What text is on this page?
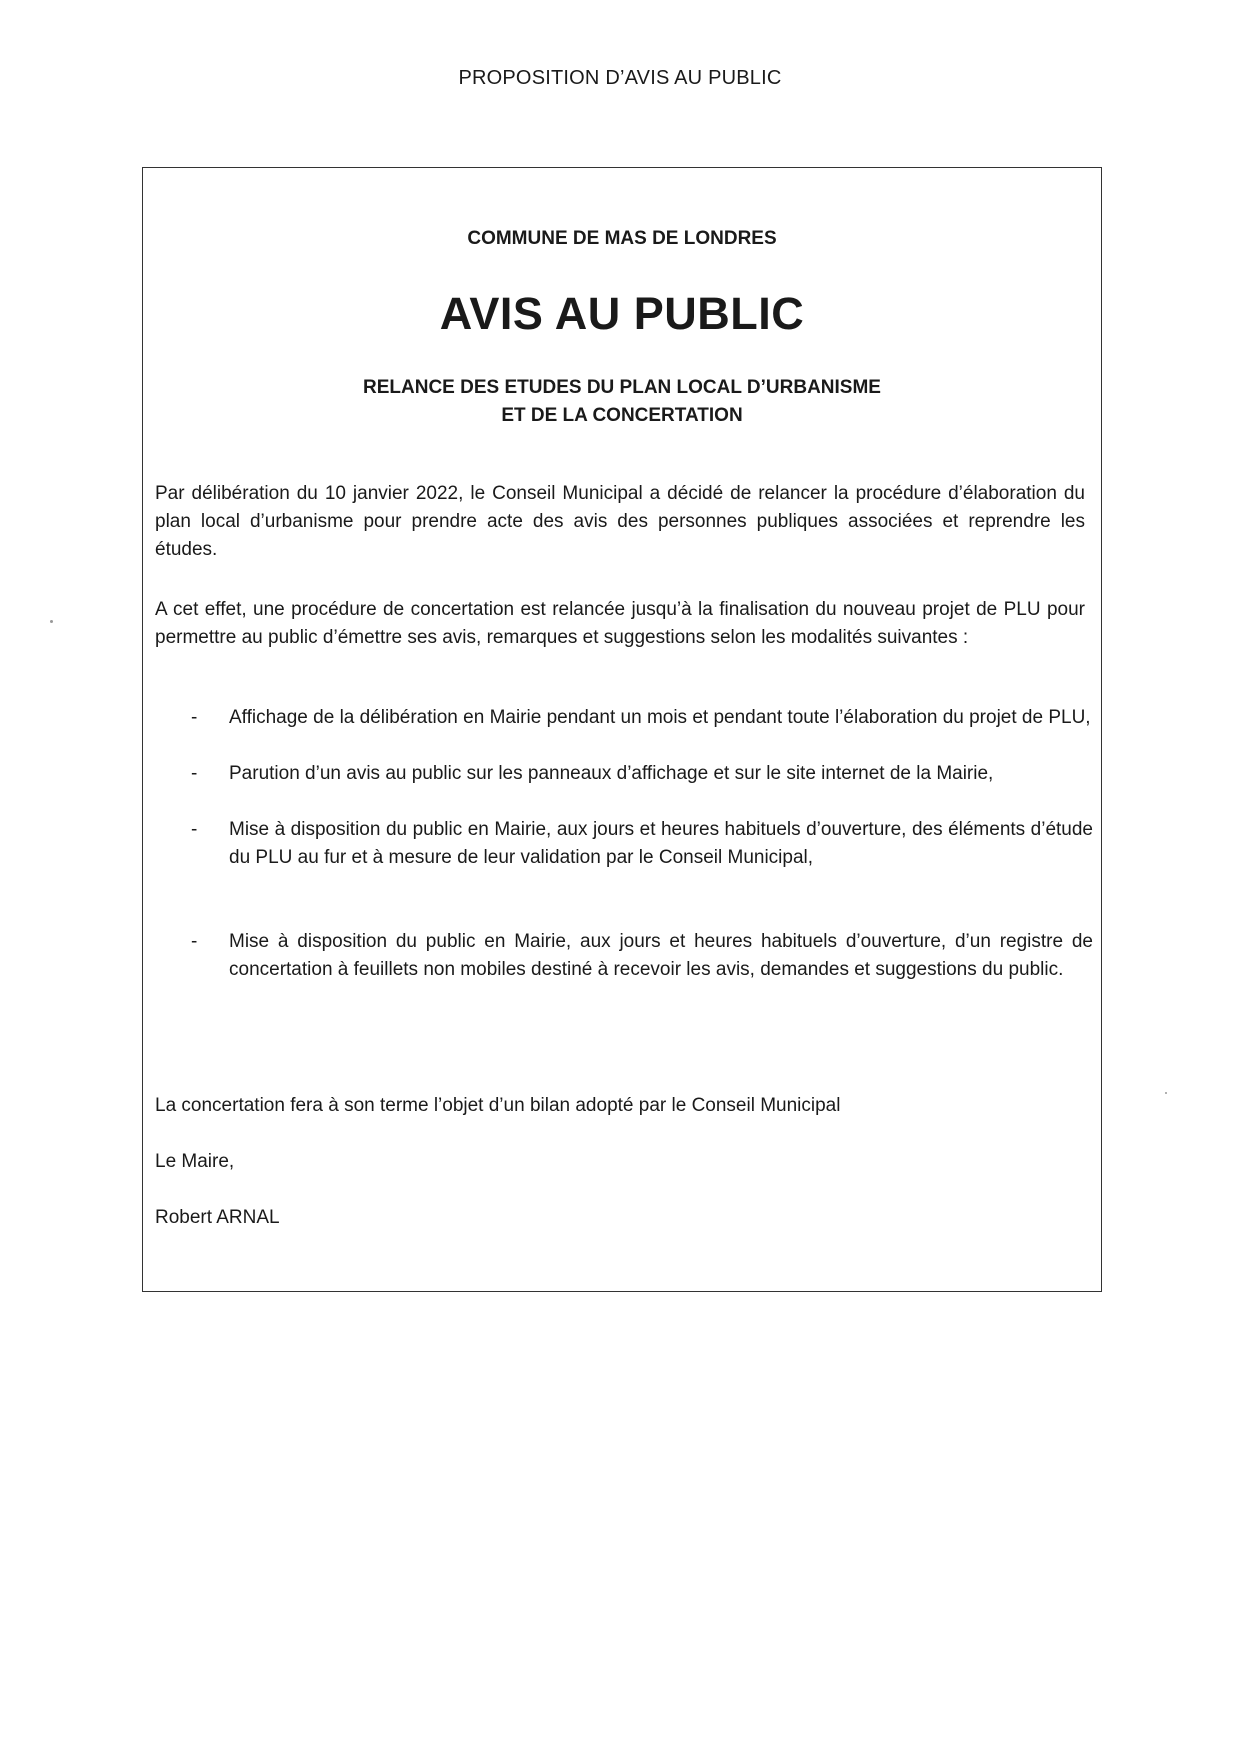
PROPOSITION D’AVIS AU PUBLIC
COMMUNE DE MAS DE LONDRES
AVIS AU PUBLIC
RELANCE DES ETUDES DU PLAN LOCAL D’URBANISME
ET DE LA CONCERTATION
Par délibération du 10 janvier 2022, le Conseil Municipal a décidé de relancer la procédure d’élaboration du plan local d’urbanisme pour prendre acte des avis des personnes publiques associées et reprendre les études.
A cet effet, une procédure de concertation est relancée jusqu’à la finalisation du nouveau projet de PLU pour permettre au public d’émettre ses avis, remarques et suggestions selon les modalités suivantes :
- Affichage de la délibération en Mairie pendant un mois et pendant toute l’élaboration du projet de PLU,
- Parution d’un avis au public sur les panneaux d’affichage et sur le site internet de la Mairie,
- Mise à disposition du public en Mairie, aux jours et heures habituels d’ouverture, des éléments d’étude du PLU au fur et à mesure de leur validation par le Conseil Municipal,
- Mise à disposition du public en Mairie, aux jours et heures habituels d’ouverture, d’un registre de concertation à feuillets non mobiles destiné à recevoir les avis, demandes et suggestions du public.
La concertation fera à son terme l’objet d’un bilan adopté par le Conseil Municipal
Le Maire,
Robert ARNAL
•••
● What is being asked
Set the listing down in full and exactly. Pictures within it should not appear in the copy.

● Solution to the exercise
What text is on this page?
PROPOSITION D’AVIS AU PUBLIC
COMMUNE DE MAS DE LONDRES
AVIS AU PUBLIC
RELANCE DES ETUDES DU PLAN LOCAL D’URBANISME
ET DE LA CONCERTATION
Par délibération du 10 janvier 2022, le Conseil Municipal a décidé de relancer la procédure d’élaboration du plan local d’urbanisme pour prendre acte des avis des personnes publiques associées et reprendre les études.
A cet effet, une procédure de concertation est relancée jusqu’à la finalisation du nouveau projet de PLU pour permettre au public d’émettre ses avis, remarques et suggestions selon les modalités suivantes :
- Affichage de la délibération en Mairie pendant un mois et pendant toute l’élaboration du projet de PLU,
- Parution d’un avis au public sur les panneaux d’affichage et sur le site internet de la Mairie,
- Mise à disposition du public en Mairie, aux jours et heures habituels d’ouverture, des éléments d’étude du PLU au fur et à mesure de leur validation par le Conseil Municipal,
- Mise à disposition du public en Mairie, aux jours et heures habituels d’ouverture, d’un registre de concertation à feuillets non mobiles destiné à recevoir les avis, demandes et suggestions du public.
La concertation fera à son terme l’objet d’un bilan adopté par le Conseil Municipal
Le Maire,
Robert ARNAL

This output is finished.